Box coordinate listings

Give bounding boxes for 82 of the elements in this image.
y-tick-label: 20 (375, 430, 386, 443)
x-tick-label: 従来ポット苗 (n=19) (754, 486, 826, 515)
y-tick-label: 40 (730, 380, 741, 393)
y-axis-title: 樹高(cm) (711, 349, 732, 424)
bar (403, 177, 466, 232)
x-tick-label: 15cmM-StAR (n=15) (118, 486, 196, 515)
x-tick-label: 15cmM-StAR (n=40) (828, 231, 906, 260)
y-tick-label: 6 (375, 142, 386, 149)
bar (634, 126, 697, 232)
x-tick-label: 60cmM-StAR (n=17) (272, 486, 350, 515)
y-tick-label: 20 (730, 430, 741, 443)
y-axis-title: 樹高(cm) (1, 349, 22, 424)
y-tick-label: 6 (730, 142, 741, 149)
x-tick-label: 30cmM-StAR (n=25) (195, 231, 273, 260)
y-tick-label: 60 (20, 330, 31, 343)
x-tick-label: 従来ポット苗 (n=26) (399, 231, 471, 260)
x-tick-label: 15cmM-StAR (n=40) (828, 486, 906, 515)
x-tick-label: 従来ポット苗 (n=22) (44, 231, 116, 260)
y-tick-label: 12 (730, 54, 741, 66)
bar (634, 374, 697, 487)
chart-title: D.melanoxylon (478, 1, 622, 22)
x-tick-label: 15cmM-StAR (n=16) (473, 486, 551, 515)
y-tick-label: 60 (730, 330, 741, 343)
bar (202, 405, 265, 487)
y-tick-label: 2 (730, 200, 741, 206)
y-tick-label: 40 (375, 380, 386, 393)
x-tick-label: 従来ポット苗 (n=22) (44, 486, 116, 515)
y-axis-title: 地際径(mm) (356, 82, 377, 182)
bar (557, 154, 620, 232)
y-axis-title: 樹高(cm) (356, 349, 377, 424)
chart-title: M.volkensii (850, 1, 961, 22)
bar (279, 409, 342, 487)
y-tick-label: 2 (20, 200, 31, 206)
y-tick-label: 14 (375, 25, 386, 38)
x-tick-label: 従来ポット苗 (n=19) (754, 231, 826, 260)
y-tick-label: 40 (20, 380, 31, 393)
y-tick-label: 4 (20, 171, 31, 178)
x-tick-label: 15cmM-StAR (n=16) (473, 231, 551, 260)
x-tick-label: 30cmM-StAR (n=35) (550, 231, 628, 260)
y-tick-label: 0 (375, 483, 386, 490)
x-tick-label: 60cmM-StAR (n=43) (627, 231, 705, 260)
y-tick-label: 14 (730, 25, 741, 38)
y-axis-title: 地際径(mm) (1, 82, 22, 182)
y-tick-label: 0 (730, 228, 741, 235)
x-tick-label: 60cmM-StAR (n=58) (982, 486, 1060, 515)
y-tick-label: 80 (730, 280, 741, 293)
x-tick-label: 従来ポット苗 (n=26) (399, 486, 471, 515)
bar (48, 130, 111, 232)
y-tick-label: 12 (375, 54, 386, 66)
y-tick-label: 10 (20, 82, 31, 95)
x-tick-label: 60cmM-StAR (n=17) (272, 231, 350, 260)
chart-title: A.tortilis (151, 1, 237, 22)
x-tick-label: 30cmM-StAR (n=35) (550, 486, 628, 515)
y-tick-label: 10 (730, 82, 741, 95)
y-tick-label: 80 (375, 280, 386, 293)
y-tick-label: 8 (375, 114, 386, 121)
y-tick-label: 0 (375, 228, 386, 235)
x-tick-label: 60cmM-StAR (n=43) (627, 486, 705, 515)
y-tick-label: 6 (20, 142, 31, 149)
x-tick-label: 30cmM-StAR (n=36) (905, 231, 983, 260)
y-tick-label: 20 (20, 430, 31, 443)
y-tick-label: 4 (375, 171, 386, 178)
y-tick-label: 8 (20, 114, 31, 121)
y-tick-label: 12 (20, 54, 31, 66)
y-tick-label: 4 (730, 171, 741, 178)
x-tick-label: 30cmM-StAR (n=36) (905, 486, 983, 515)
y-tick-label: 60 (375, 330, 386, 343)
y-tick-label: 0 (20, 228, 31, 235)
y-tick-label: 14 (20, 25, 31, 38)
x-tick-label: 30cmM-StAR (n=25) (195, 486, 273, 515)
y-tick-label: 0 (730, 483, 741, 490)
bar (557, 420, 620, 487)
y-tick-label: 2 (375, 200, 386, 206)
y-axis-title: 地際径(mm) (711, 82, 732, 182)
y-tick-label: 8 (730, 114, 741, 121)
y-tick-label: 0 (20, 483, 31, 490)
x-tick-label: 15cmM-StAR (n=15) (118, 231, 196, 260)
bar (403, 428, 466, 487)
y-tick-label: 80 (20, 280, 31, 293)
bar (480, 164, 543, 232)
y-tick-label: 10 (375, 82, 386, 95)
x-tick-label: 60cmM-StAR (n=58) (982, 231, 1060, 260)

WORK TO BE COMPLETED: Reproduce every line above without any changes.

TASK ANSWER:
Give bounding boxes for 82 of the elements in this image.
y-tick-label: 20 (375, 430, 386, 443)
x-tick-label: 従来ポット苗 (n=19) (754, 486, 826, 515)
y-tick-label: 40 (730, 380, 741, 393)
y-axis-title: 樹高(cm) (711, 349, 732, 424)
bar (403, 177, 466, 232)
x-tick-label: 15cmM-StAR (n=15) (118, 486, 196, 515)
x-tick-label: 15cmM-StAR (n=40) (828, 231, 906, 260)
y-tick-label: 6 (375, 142, 386, 149)
bar (634, 126, 697, 232)
x-tick-label: 60cmM-StAR (n=17) (272, 486, 350, 515)
y-tick-label: 20 (730, 430, 741, 443)
y-axis-title: 樹高(cm) (1, 349, 22, 424)
y-tick-label: 6 (730, 142, 741, 149)
x-tick-label: 30cmM-StAR (n=25) (195, 231, 273, 260)
y-tick-label: 60 (20, 330, 31, 343)
x-tick-label: 従来ポット苗 (n=26) (399, 231, 471, 260)
x-tick-label: 15cmM-StAR (n=40) (828, 486, 906, 515)
x-tick-label: 従来ポット苗 (n=22) (44, 231, 116, 260)
y-tick-label: 12 (730, 54, 741, 66)
bar (634, 374, 697, 487)
chart-title: D.melanoxylon (478, 1, 622, 22)
x-tick-label: 15cmM-StAR (n=16) (473, 486, 551, 515)
y-tick-label: 60 (730, 330, 741, 343)
bar (202, 405, 265, 487)
y-tick-label: 2 (730, 200, 741, 206)
y-tick-label: 40 (375, 380, 386, 393)
x-tick-label: 従来ポット苗 (n=22) (44, 486, 116, 515)
y-axis-title: 地際径(mm) (356, 82, 377, 182)
bar (557, 154, 620, 232)
y-axis-title: 樹高(cm) (356, 349, 377, 424)
chart-title: M.volkensii (850, 1, 961, 22)
bar (279, 409, 342, 487)
y-tick-label: 2 (20, 200, 31, 206)
y-tick-label: 14 (375, 25, 386, 38)
x-tick-label: 従来ポット苗 (n=19) (754, 231, 826, 260)
y-tick-label: 40 (20, 380, 31, 393)
y-tick-label: 4 (20, 171, 31, 178)
x-tick-label: 15cmM-StAR (n=16) (473, 231, 551, 260)
x-tick-label: 30cmM-StAR (n=35) (550, 231, 628, 260)
y-tick-label: 0 (375, 483, 386, 490)
x-tick-label: 60cmM-StAR (n=43) (627, 231, 705, 260)
y-tick-label: 14 (730, 25, 741, 38)
y-axis-title: 地際径(mm) (1, 82, 22, 182)
y-tick-label: 0 (730, 228, 741, 235)
x-tick-label: 60cmM-StAR (n=58) (982, 486, 1060, 515)
y-tick-label: 80 (730, 280, 741, 293)
x-tick-label: 従来ポット苗 (n=26) (399, 486, 471, 515)
bar (48, 130, 111, 232)
y-tick-label: 12 (375, 54, 386, 66)
y-tick-label: 10 (20, 82, 31, 95)
x-tick-label: 60cmM-StAR (n=17) (272, 231, 350, 260)
chart-title: A.tortilis (151, 1, 237, 22)
x-tick-label: 30cmM-StAR (n=35) (550, 486, 628, 515)
y-tick-label: 10 (730, 82, 741, 95)
y-tick-label: 80 (375, 280, 386, 293)
y-tick-label: 8 (375, 114, 386, 121)
y-tick-label: 0 (375, 228, 386, 235)
x-tick-label: 60cmM-StAR (n=43) (627, 486, 705, 515)
y-tick-label: 6 (20, 142, 31, 149)
x-tick-label: 30cmM-StAR (n=36) (905, 231, 983, 260)
y-tick-label: 20 (20, 430, 31, 443)
y-tick-label: 4 (375, 171, 386, 178)
y-tick-label: 8 (20, 114, 31, 121)
y-tick-label: 12 (20, 54, 31, 66)
y-tick-label: 4 (730, 171, 741, 178)
x-tick-label: 30cmM-StAR (n=36) (905, 486, 983, 515)
y-tick-label: 60 (375, 330, 386, 343)
y-tick-label: 0 (20, 228, 31, 235)
y-tick-label: 14 (20, 25, 31, 38)
x-tick-label: 30cmM-StAR (n=25) (195, 486, 273, 515)
y-tick-label: 0 (730, 483, 741, 490)
bar (557, 420, 620, 487)
y-tick-label: 2 (375, 200, 386, 206)
y-axis-title: 地際径(mm) (711, 82, 732, 182)
y-tick-label: 8 (730, 114, 741, 121)
y-tick-label: 0 (20, 483, 31, 490)
x-tick-label: 15cmM-StAR (n=15) (118, 231, 196, 260)
bar (403, 428, 466, 487)
y-tick-label: 80 (20, 280, 31, 293)
bar (480, 164, 543, 232)
y-tick-label: 10 (375, 82, 386, 95)
x-tick-label: 60cmM-StAR (n=58) (982, 231, 1060, 260)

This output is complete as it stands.